* **DATASET EXTRACT**
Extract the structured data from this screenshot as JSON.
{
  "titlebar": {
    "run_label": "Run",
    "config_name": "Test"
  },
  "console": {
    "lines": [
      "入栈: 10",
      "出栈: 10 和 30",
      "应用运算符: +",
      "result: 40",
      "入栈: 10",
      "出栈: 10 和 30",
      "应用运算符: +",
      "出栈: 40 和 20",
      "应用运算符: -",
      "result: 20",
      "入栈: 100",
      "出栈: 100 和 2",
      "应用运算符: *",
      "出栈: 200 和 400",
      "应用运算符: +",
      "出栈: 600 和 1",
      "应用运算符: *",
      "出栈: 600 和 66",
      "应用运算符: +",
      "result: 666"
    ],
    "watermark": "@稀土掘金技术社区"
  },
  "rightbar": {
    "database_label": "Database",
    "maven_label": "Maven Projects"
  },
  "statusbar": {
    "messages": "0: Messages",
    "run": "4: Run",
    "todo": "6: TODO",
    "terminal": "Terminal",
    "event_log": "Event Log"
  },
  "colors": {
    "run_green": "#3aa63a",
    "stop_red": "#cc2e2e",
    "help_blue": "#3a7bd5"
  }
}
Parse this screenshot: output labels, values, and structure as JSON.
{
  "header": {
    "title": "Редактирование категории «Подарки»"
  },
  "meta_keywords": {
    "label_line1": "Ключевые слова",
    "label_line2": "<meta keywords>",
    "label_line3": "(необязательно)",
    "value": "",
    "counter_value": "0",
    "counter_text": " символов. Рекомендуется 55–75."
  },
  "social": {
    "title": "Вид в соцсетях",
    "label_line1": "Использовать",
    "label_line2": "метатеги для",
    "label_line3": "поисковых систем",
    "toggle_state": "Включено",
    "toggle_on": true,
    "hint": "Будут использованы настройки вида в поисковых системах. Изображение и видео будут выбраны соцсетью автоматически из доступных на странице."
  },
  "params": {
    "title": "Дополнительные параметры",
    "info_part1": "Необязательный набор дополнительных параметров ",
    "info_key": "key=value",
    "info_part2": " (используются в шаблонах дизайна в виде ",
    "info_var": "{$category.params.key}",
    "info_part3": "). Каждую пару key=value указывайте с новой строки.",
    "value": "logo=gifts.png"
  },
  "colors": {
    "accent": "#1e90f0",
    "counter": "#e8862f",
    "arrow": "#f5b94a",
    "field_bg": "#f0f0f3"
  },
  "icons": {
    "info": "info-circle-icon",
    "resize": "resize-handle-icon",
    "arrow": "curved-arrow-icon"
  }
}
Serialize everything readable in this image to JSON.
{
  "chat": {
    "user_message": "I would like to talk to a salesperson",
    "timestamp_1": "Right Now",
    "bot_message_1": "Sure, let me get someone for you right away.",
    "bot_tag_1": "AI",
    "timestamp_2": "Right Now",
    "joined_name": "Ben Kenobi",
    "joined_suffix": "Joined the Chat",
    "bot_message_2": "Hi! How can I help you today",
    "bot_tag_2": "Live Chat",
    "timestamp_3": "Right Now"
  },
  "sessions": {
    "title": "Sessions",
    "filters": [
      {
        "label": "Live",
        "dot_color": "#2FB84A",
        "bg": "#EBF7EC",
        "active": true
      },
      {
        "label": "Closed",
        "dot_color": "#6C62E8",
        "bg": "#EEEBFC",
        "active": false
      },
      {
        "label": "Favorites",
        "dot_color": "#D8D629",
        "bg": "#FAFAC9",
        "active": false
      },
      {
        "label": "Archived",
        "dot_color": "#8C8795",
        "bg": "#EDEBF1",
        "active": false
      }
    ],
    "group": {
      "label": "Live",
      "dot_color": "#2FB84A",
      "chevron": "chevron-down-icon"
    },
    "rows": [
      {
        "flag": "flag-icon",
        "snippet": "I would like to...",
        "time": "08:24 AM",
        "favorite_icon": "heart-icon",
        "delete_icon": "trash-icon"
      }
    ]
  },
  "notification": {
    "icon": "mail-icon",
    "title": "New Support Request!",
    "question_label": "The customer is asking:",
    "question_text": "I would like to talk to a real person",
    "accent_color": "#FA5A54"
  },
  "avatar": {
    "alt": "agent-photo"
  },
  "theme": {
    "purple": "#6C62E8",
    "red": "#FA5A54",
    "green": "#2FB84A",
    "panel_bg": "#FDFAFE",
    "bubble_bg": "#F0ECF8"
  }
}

* **GIVEN REQUEST**
Copy all the records above exactly, missing none.

* **WORKED SOLUTION**
Extract the structured data from this screenshot as JSON.
{
  "titlebar": {
    "run_label": "Run",
    "config_name": "Test"
  },
  "console": {
    "lines": [
      "入栈: 10",
      "出栈: 10 和 30",
      "应用运算符: +",
      "result: 40",
      "入栈: 10",
      "出栈: 10 和 30",
      "应用运算符: +",
      "出栈: 40 和 20",
      "应用运算符: -",
      "result: 20",
      "入栈: 100",
      "出栈: 100 和 2",
      "应用运算符: *",
      "出栈: 200 和 400",
      "应用运算符: +",
      "出栈: 600 和 1",
      "应用运算符: *",
      "出栈: 600 和 66",
      "应用运算符: +",
      "result: 666"
    ],
    "watermark": "@稀土掘金技术社区"
  },
  "rightbar": {
    "database_label": "Database",
    "maven_label": "Maven Projects"
  },
  "statusbar": {
    "messages": "0: Messages",
    "run": "4: Run",
    "todo": "6: TODO",
    "terminal": "Terminal",
    "event_log": "Event Log"
  },
  "colors": {
    "run_green": "#3aa63a",
    "stop_red": "#cc2e2e",
    "help_blue": "#3a7bd5"
  }
}
Parse this screenshot: output labels, values, and structure as JSON.
{
  "header": {
    "title": "Редактирование категории «Подарки»"
  },
  "meta_keywords": {
    "label_line1": "Ключевые слова",
    "label_line2": "<meta keywords>",
    "label_line3": "(необязательно)",
    "value": "",
    "counter_value": "0",
    "counter_text": " символов. Рекомендуется 55–75."
  },
  "social": {
    "title": "Вид в соцсетях",
    "label_line1": "Использовать",
    "label_line2": "метатеги для",
    "label_line3": "поисковых систем",
    "toggle_state": "Включено",
    "toggle_on": true,
    "hint": "Будут использованы настройки вида в поисковых системах. Изображение и видео будут выбраны соцсетью автоматически из доступных на странице."
  },
  "params": {
    "title": "Дополнительные параметры",
    "info_part1": "Необязательный набор дополнительных параметров ",
    "info_key": "key=value",
    "info_part2": " (используются в шаблонах дизайна в виде ",
    "info_var": "{$category.params.key}",
    "info_part3": "). Каждую пару key=value указывайте с новой строки.",
    "value": "logo=gifts.png"
  },
  "colors": {
    "accent": "#1e90f0",
    "counter": "#e8862f",
    "arrow": "#f5b94a",
    "field_bg": "#f0f0f3"
  },
  "icons": {
    "info": "info-circle-icon",
    "resize": "resize-handle-icon",
    "arrow": "curved-arrow-icon"
  }
}
Serialize everything readable in this image to JSON.
{
  "chat": {
    "user_message": "I would like to talk to a salesperson",
    "timestamp_1": "Right Now",
    "bot_message_1": "Sure, let me get someone for you right away.",
    "bot_tag_1": "AI",
    "timestamp_2": "Right Now",
    "joined_name": "Ben Kenobi",
    "joined_suffix": "Joined the Chat",
    "bot_message_2": "Hi! How can I help you today",
    "bot_tag_2": "Live Chat",
    "timestamp_3": "Right Now"
  },
  "sessions": {
    "title": "Sessions",
    "filters": [
      {
        "label": "Live",
        "dot_color": "#2FB84A",
        "bg": "#EBF7EC",
        "active": true
      },
      {
        "label": "Closed",
        "dot_color": "#6C62E8",
        "bg": "#EEEBFC",
        "active": false
      },
      {
        "label": "Favorites",
        "dot_color": "#D8D629",
        "bg": "#FAFAC9",
        "active": false
      },
      {
        "label": "Archived",
        "dot_color": "#8C8795",
        "bg": "#EDEBF1",
        "active": false
      }
    ],
    "group": {
      "label": "Live",
      "dot_color": "#2FB84A",
      "chevron": "chevron-down-icon"
    },
    "rows": [
      {
        "flag": "flag-icon",
        "snippet": "I would like to...",
        "time": "08:24 AM",
        "favorite_icon": "heart-icon",
        "delete_icon": "trash-icon"
      }
    ]
  },
  "notification": {
    "icon": "mail-icon",
    "title": "New Support Request!",
    "question_label": "The customer is asking:",
    "question_text": "I would like to talk to a real person",
    "accent_color": "#FA5A54"
  },
  "avatar": {
    "alt": "agent-photo"
  },
  "theme": {
    "purple": "#6C62E8",
    "red": "#FA5A54",
    "green": "#2FB84A",
    "panel_bg": "#FDFAFE",
    "bubble_bg": "#F0ECF8"
  }
}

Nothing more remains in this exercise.